- TEXTO PROPORCIONADO
....
Helenio Herrera no se cree que Cruyff pueda fichar por el Levante, y se juega sus calzoncillos, y se quita el sombrero cuando se entera de su contratación

Emilio Nadal

En realidad nunca sabremos con certeza que ocurrió con los gayumbos de Helenio Herrera en esa predicción errónea que efectuó al negar la contratación de Cruyff por el Levante. Del mítico y legendario entrenador se puede acentuar su poliédrica concepción del fútbol. Su mente nunca paró de cavilar ideas que trató de poner en práctica en los distintos equipos a los que dirigió en su dilatada carrera profesional. Es posible seguir su rastro en la construcción del gran F.C. Barcelona de la década de los cincuenta. Su ascendente se manifestó en el Inter de Milán que conquistó en propiedad dos Copas de Europa en los años sesenta. Si bien no fue el inventor del Catenaccio como modelo, sí que fue el primero que aplicó esa filosofía en equipos del calado del Inter con éxito. Introdujo la figura del líbero y dejó infinidad de sentencias que forman ya parte de la esencia del fútbol.

Su ascendente fue sobresaliente en el balompié transalpino y sus reiterados triunfosle convirtieron en un entrenador muy reclamado durante los años cincuenta-sesenta. Básico para entender la evolución del fútbol en aquellos tiempos, no puede decirse lo mismo de sus dotes como clarividente. Y sirva como ejemplo de esta aseveración su posicionamiento en el debate gestado en torno al fichaje de Cruyff como futbolista vinculado al Levante, si bien parece una certeza irrefutable que amalgamar las dos variables presentadas parecía un suicidio. Los hechos remontan a los días finales de febrero de 1981. Helenio Herrera comandaba el banquillo del F.C. Barcelona. El viernes 27 de febrero al filo del mediodía el preparador comparecía en rueda de prensa en el Nou Camp para atender a los medios de comunicación en la previa del choque que medía al Barça contra el Hércules. En el interior de su mente se dibujaba el encuentro.
....
- REGISTROS ENUMERADOS
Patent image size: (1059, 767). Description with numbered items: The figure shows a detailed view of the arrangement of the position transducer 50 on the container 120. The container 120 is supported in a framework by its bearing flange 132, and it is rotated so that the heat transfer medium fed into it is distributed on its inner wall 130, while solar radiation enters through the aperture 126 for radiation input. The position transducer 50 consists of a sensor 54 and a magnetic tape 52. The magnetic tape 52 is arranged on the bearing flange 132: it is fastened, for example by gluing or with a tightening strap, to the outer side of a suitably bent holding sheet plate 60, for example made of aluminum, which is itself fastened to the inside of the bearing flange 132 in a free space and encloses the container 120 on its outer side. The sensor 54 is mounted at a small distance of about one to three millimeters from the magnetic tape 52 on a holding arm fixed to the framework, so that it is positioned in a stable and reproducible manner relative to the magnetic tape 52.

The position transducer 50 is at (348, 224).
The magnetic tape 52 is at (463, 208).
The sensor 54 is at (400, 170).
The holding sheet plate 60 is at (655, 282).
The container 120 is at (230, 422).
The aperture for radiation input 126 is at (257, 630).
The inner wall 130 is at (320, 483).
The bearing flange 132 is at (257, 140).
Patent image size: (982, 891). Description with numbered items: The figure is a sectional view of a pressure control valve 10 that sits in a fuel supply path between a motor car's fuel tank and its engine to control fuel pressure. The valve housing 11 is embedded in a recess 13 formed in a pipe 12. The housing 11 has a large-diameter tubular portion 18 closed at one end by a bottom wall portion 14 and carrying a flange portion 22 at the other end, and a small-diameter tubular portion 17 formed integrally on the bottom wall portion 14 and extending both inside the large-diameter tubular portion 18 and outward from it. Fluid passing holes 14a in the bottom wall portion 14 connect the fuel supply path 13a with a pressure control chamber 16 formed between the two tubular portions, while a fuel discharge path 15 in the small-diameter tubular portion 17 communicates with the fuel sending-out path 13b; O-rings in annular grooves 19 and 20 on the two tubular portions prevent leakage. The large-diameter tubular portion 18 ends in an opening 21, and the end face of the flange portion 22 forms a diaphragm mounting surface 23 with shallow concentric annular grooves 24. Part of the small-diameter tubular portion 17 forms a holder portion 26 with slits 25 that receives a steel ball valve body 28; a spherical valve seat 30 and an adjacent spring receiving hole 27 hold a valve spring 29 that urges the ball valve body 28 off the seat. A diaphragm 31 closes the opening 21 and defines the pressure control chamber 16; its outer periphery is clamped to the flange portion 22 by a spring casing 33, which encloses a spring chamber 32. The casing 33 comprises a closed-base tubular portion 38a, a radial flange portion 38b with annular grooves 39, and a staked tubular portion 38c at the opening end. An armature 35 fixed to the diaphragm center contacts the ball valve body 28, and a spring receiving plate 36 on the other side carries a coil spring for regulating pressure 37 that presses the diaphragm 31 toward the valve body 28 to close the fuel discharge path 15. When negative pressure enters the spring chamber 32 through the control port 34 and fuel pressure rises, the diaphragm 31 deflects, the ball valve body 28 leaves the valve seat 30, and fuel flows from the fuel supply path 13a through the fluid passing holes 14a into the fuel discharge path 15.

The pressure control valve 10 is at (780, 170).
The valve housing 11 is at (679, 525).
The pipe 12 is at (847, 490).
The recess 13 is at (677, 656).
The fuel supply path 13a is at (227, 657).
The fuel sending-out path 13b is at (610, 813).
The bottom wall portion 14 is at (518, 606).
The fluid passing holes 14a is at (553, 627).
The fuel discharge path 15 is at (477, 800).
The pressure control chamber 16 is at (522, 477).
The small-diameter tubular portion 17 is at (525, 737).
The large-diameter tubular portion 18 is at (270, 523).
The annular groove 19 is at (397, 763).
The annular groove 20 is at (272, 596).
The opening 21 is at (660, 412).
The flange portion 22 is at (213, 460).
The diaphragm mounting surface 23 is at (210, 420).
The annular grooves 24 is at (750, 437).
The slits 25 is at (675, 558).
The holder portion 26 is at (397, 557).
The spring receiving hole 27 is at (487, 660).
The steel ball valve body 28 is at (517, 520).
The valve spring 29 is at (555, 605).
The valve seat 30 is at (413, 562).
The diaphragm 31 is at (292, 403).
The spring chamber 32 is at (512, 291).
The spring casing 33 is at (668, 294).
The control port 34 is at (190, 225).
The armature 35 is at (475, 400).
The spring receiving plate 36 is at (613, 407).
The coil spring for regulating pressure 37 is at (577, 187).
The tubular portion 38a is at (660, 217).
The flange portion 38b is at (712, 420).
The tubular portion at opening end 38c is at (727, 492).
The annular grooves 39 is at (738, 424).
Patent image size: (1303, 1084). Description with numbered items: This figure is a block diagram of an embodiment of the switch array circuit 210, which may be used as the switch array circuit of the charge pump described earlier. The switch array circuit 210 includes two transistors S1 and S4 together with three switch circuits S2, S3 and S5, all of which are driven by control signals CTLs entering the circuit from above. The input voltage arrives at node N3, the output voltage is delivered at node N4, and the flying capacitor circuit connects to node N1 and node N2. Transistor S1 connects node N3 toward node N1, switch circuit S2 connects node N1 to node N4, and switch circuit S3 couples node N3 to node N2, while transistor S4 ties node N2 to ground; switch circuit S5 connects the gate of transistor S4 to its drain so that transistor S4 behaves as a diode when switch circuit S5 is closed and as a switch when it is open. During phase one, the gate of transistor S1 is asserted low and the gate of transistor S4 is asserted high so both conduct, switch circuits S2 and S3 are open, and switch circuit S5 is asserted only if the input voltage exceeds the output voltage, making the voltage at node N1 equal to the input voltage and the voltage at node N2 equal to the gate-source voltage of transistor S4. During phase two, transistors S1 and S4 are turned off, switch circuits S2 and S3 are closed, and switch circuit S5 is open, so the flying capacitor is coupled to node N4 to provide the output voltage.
....
- TAREA SOLICITADA
Por favor, repite literalmente el fragmento del texto sobre Helenio Herrera que va desde "Emilio Nadal" hasta "esencia del fútbol.", ambos incluidos.

- SOLUCIÓN DEL PROBLEMA
Emilio Nadal

En realidad nunca sabremos con certeza que ocurrió con los gayumbos de Helenio Herrera en esa predicción errónea que efectuó al negar la contratación de Cruyff por el Levante. Del mítico y legendario entrenador se puede acentuar su poliédrica concepción del fútbol. Su mente nunca paró de cavilar ideas que trató de poner en práctica en los distintos equipos a los que dirigió en su dilatada carrera profesional. Es posible seguir su rastro en la construcción del gran F.C. Barcelona de la década de los cincuenta. Su ascendente se manifestó en el Inter de Milán que conquistó en propiedad dos Copas de Europa en los años sesenta. Si bien no fue el inventor del Catenaccio como modelo, sí que fue el primero que aplicó esa filosofía en equipos del calado del Inter con éxito. Introdujo la figura del líbero y dejó infinidad de sentencias que forman ya parte de la esencia del fútbol.